Exercise description -
Your task is to copy each line that has the word "Control".

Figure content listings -

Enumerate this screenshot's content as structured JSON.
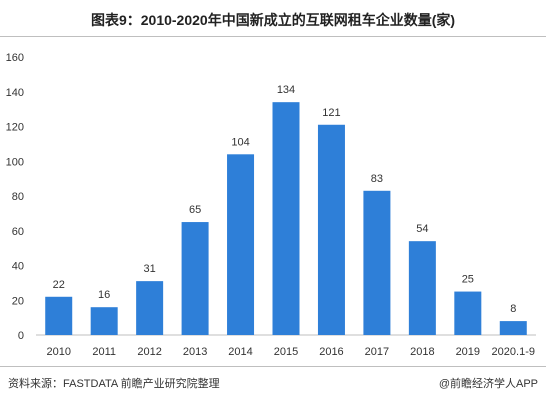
{
  "title": "图表9：2010-2020年中国新成立的互联网租车企业数量(家)",
  "source": "资料来源：FASTDATA 前瞻产业研究院整理",
  "credit": "@前瞻经济学人APP",
  "colors": {
    "bar": "#2e7fd8",
    "text": "#333333",
    "grid": "#d9d9d9"
  },
  "chart_data": {
    "type": "bar",
    "categories": [
      "2010",
      "2011",
      "2012",
      "2013",
      "2014",
      "2015",
      "2016",
      "2017",
      "2018",
      "2019",
      "2020.1-9"
    ],
    "values": [
      22,
      16,
      31,
      65,
      104,
      134,
      121,
      83,
      54,
      25,
      8
    ],
    "ylim": [
      0,
      160
    ],
    "yticks": [
      0,
      20,
      40,
      60,
      80,
      100,
      120,
      140,
      160
    ],
    "grid": false,
    "legend": "none",
    "data_labels": true
  }
}
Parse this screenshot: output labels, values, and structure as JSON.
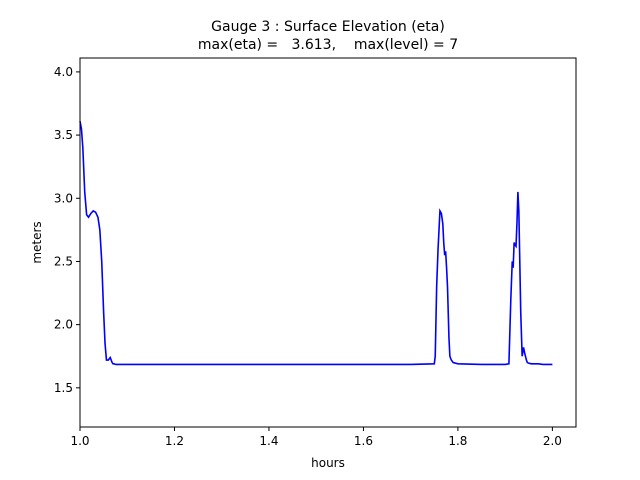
{
  "chart_data": {
    "type": "line",
    "title": "Gauge 3 : Surface Elevation (eta)",
    "subtitle": "max(eta) =   3.613,    max(level) = 7",
    "xlabel": "hours",
    "ylabel": "meters",
    "xlim": [
      1.0,
      2.05
    ],
    "ylim": [
      1.19,
      4.11
    ],
    "xticks": [
      1.0,
      1.2,
      1.4,
      1.6,
      1.8,
      2.0
    ],
    "xtick_labels": [
      "1.0",
      "1.2",
      "1.4",
      "1.6",
      "1.8",
      "2.0"
    ],
    "yticks": [
      1.5,
      2.0,
      2.5,
      3.0,
      3.5,
      4.0
    ],
    "ytick_labels": [
      "1.5",
      "2.0",
      "2.5",
      "3.0",
      "3.5",
      "4.0"
    ],
    "grid": false,
    "series": [
      {
        "color": "#0000ff",
        "x": [
          1.0,
          1.003,
          1.006,
          1.01,
          1.014,
          1.018,
          1.023,
          1.028,
          1.033,
          1.038,
          1.042,
          1.046,
          1.05,
          1.053,
          1.056,
          1.06,
          1.064,
          1.066,
          1.068,
          1.07,
          1.072,
          1.076,
          1.08,
          1.09,
          1.1,
          1.2,
          1.4,
          1.6,
          1.7,
          1.75,
          1.752,
          1.755,
          1.758,
          1.762,
          1.765,
          1.768,
          1.77,
          1.772,
          1.774,
          1.776,
          1.778,
          1.781,
          1.783,
          1.786,
          1.79,
          1.8,
          1.85,
          1.9,
          1.908,
          1.912,
          1.915,
          1.917,
          1.919,
          1.921,
          1.923,
          1.925,
          1.927,
          1.929,
          1.931,
          1.933,
          1.936,
          1.939,
          1.941,
          1.943,
          1.945,
          1.947,
          1.95,
          1.955,
          1.96,
          1.97,
          1.98,
          2.0
        ],
        "y": [
          3.61,
          3.55,
          3.4,
          3.05,
          2.87,
          2.85,
          2.88,
          2.9,
          2.89,
          2.85,
          2.75,
          2.5,
          2.1,
          1.85,
          1.72,
          1.72,
          1.74,
          1.72,
          1.7,
          1.69,
          1.69,
          1.685,
          1.685,
          1.685,
          1.685,
          1.685,
          1.685,
          1.685,
          1.685,
          1.69,
          1.75,
          2.3,
          2.6,
          2.9,
          2.88,
          2.8,
          2.65,
          2.55,
          2.58,
          2.45,
          2.3,
          1.9,
          1.75,
          1.72,
          1.7,
          1.69,
          1.685,
          1.685,
          1.69,
          2.2,
          2.5,
          2.45,
          2.65,
          2.63,
          2.62,
          2.8,
          3.05,
          2.9,
          2.5,
          2.1,
          1.75,
          1.82,
          1.78,
          1.75,
          1.72,
          1.7,
          1.695,
          1.69,
          1.69,
          1.69,
          1.685,
          1.685
        ]
      }
    ]
  }
}
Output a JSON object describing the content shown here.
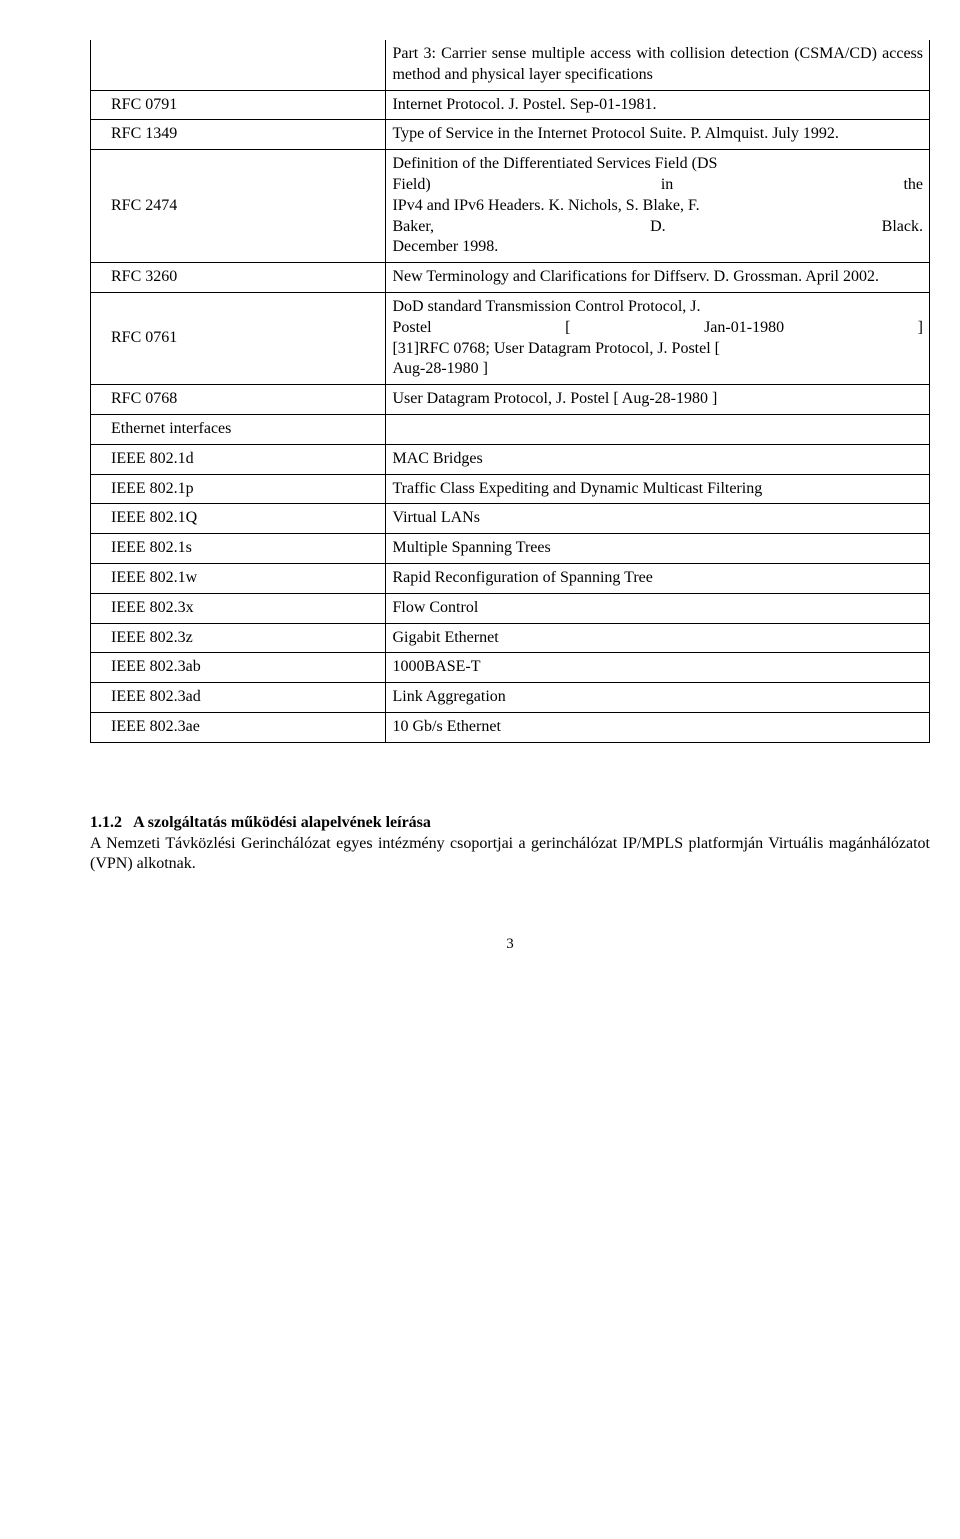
{
  "table": {
    "rows": [
      {
        "standard": "",
        "desc_html": "Part 3: Carrier sense multiple access with collision detection (CSMA/CD) access method and physical layer specifications",
        "no_top": true
      },
      {
        "standard": "RFC 0791",
        "desc_html": "Internet Protocol. J. Postel. Sep-01-1981."
      },
      {
        "standard": "RFC 1349",
        "desc_html": "Type of Service in the Internet Protocol Suite. P. Almquist. July 1992."
      },
      {
        "standard": "RFC 2474",
        "desc_lines": [
          [
            "Definition of the Differentiated Services Field (DS"
          ],
          [
            "Field)",
            "in",
            "the"
          ],
          [
            "IPv4 and IPv6 Headers. K. Nichols, S. Blake, F."
          ],
          [
            "Baker,",
            "D.",
            "Black."
          ],
          [
            "December 1998."
          ]
        ]
      },
      {
        "standard": "RFC 3260",
        "desc_html": "New Terminology and Clarifications for Diffserv. D. Grossman. April 2002."
      },
      {
        "standard": "RFC 0761",
        "desc_lines": [
          [
            "DoD standard Transmission Control Protocol, J."
          ],
          [
            "Postel",
            "[",
            "Jan-01-1980",
            "]"
          ],
          [
            "[31]RFC 0768;  User Datagram Protocol, J. Postel ["
          ],
          [
            "Aug-28-1980 ]"
          ]
        ]
      },
      {
        "standard": "RFC 0768",
        "desc_html": "User Datagram Protocol, J. Postel [ Aug-28-1980 ]"
      },
      {
        "standard": "Ethernet interfaces",
        "desc_html": ""
      },
      {
        "standard": "IEEE 802.1d",
        "desc_html": "MAC Bridges"
      },
      {
        "standard": "IEEE 802.1p",
        "desc_html": "Traffic Class Expediting and Dynamic Multicast Filtering"
      },
      {
        "standard": "IEEE 802.1Q",
        "desc_html": "Virtual LANs"
      },
      {
        "standard": "IEEE 802.1s",
        "desc_html": "Multiple Spanning Trees"
      },
      {
        "standard": "IEEE 802.1w",
        "desc_html": "Rapid Reconfiguration of Spanning Tree"
      },
      {
        "standard": "IEEE 802.3x",
        "desc_html": "Flow Control"
      },
      {
        "standard": "IEEE 802.3z",
        "desc_html": "Gigabit Ethernet"
      },
      {
        "standard": "IEEE 802.3ab",
        "desc_html": "1000BASE-T"
      },
      {
        "standard": "IEEE 802.3ad",
        "desc_html": "Link Aggregation"
      },
      {
        "standard": "IEEE 802.3ae",
        "desc_html": "10 Gb/s Ethernet"
      }
    ]
  },
  "section": {
    "number": "1.1.2",
    "title": "A szolgáltatás működési alapelvének leírása",
    "body": "A Nemzeti Távközlési Gerinchálózat egyes intézmény csoportjai a gerinchálózat IP/MPLS platformján Virtuális magánhálózatot (VPN) alkotnak."
  },
  "page_number": "3"
}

Result for this task -
            "DoD standard Transmission Control Protocol, J."
        "desc_html": "Flow Control"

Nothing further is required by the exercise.